● Records for the exercise:
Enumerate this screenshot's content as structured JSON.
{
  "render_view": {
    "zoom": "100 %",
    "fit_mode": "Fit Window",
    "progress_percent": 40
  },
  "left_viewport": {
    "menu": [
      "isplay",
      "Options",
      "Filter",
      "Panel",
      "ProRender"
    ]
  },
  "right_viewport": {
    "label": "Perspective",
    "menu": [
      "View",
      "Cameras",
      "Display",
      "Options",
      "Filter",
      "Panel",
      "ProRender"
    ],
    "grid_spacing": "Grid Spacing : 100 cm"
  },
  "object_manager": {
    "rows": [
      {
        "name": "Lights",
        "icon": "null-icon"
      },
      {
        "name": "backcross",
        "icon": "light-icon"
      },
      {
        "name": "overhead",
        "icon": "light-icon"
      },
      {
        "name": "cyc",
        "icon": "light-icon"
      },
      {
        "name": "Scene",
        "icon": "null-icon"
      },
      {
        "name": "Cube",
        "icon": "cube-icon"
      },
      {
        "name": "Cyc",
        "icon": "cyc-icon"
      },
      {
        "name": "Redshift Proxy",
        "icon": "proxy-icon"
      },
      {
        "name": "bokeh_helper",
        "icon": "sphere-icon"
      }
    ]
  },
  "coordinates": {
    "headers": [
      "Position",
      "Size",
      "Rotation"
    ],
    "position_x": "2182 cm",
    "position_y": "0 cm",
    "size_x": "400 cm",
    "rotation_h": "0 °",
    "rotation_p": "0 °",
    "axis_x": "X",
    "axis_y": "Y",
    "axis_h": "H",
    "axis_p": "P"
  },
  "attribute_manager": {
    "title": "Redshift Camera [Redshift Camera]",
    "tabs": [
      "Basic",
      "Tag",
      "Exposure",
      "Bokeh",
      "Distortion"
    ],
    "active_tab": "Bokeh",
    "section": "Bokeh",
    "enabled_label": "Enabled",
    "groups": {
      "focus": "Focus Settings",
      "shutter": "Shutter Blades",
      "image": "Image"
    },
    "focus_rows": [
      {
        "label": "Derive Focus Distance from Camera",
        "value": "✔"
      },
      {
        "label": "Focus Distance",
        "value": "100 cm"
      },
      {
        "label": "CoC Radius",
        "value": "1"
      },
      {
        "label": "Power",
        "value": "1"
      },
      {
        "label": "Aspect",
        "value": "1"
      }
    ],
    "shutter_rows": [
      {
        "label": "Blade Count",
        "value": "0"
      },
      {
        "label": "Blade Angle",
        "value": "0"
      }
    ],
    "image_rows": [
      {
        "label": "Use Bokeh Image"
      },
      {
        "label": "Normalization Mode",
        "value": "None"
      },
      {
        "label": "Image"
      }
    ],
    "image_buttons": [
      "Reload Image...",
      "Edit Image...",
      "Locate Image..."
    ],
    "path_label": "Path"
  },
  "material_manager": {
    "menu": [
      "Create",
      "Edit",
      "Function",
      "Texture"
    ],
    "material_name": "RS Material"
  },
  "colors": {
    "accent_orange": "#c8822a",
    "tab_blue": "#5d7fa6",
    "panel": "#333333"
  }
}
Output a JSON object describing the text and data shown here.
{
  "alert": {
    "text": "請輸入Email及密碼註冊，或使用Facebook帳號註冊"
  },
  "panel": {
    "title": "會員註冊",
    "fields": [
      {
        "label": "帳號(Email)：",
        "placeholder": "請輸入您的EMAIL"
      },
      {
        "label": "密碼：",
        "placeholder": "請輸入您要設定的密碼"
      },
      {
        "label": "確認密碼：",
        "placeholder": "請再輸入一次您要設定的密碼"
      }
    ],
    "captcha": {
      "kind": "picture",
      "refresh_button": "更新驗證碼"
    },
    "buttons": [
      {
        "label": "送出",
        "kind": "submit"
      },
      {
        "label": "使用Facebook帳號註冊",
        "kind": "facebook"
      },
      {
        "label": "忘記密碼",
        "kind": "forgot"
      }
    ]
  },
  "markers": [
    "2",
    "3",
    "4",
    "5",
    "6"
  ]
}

● Objective:
Check each line above for the word "Distance" and copy the ones that have it.

● The answer:
        "label": "Derive Focus Distance from Camera",
        "label": "Focus Distance",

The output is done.